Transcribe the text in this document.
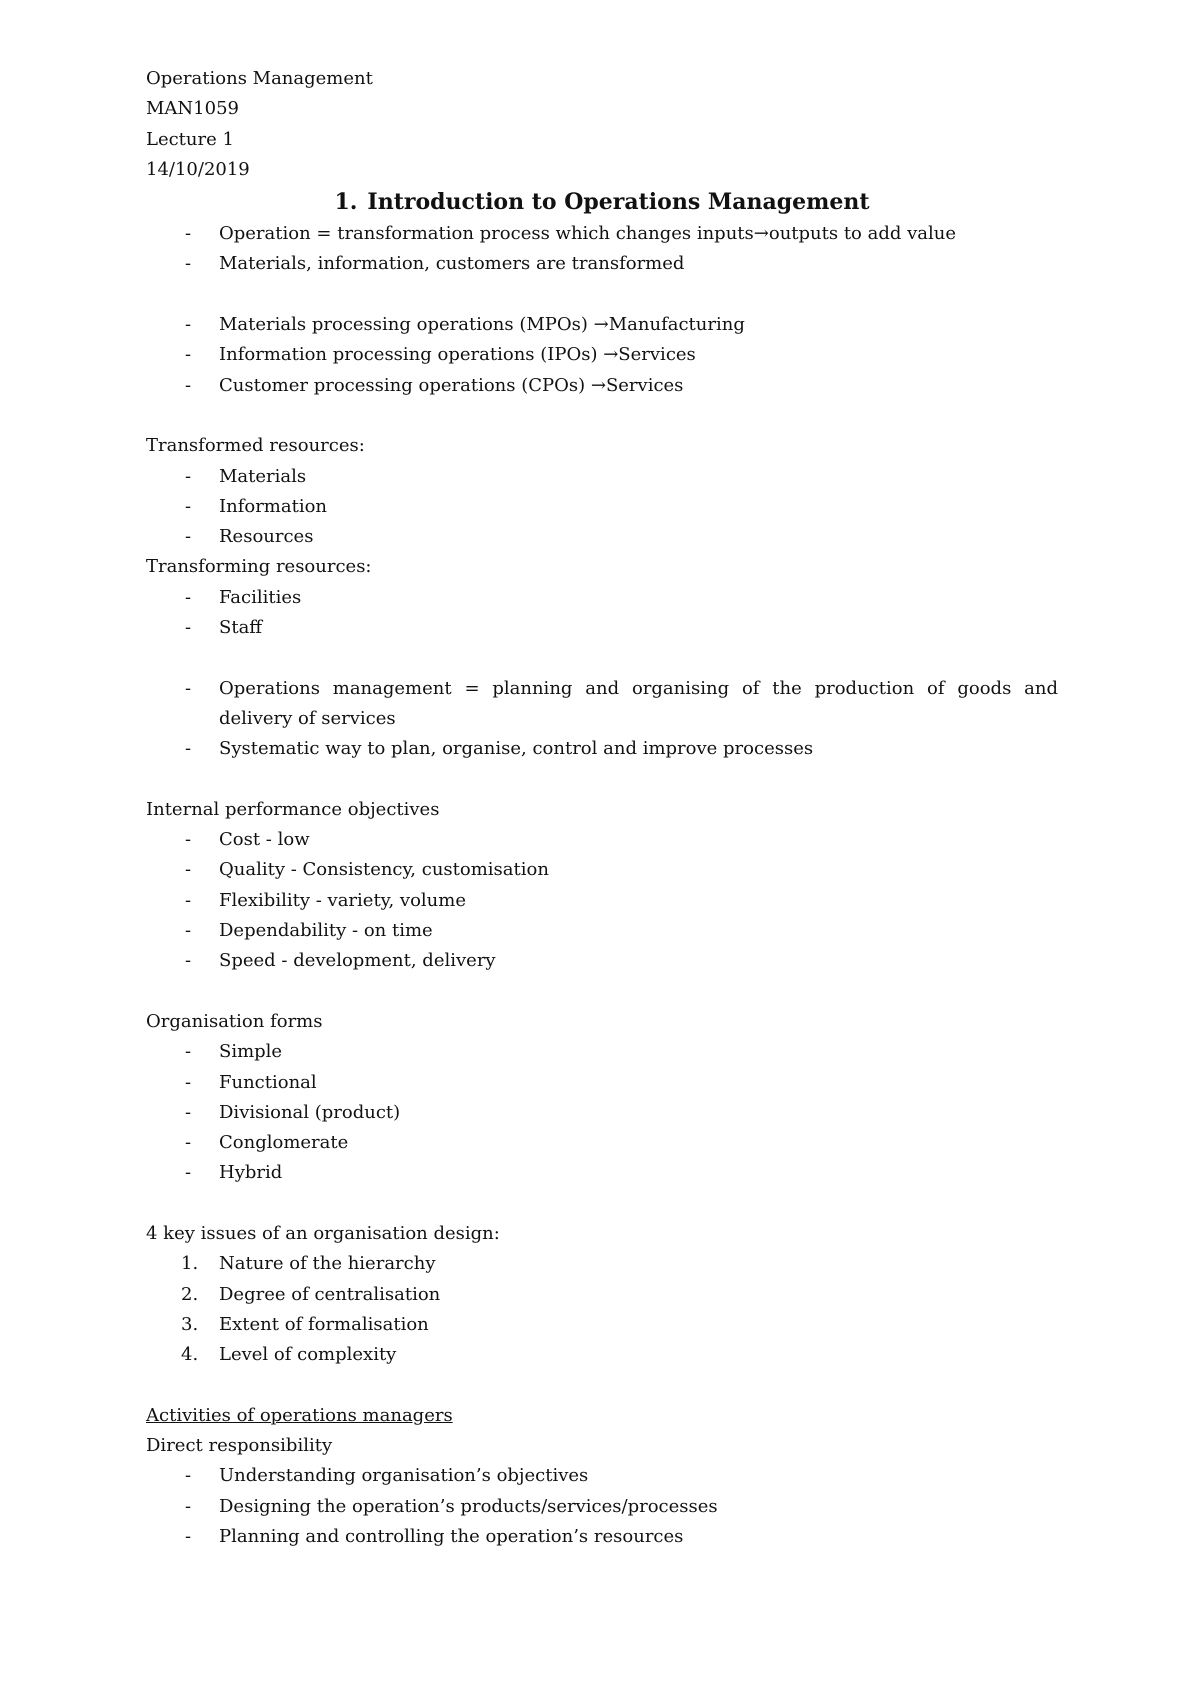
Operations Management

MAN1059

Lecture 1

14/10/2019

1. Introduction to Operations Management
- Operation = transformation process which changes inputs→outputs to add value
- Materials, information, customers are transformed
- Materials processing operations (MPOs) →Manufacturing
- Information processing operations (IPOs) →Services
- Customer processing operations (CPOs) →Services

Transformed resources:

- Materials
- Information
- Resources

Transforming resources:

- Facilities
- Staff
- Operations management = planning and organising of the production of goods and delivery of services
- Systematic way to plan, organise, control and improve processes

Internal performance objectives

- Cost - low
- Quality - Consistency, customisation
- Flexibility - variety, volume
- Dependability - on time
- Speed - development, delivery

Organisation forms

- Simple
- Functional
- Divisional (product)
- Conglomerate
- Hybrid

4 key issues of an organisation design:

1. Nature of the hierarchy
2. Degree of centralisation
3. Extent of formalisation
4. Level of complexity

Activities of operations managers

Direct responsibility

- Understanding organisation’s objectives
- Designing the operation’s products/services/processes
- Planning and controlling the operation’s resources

○ ○ ○ ○

● REQUEST: For each line in the data above that contains the string "Materials", extract the line.

● RESPONSE:
- Materials, information, customers are transformed
- Materials processing operations (MPOs) →Manufacturing
- Materials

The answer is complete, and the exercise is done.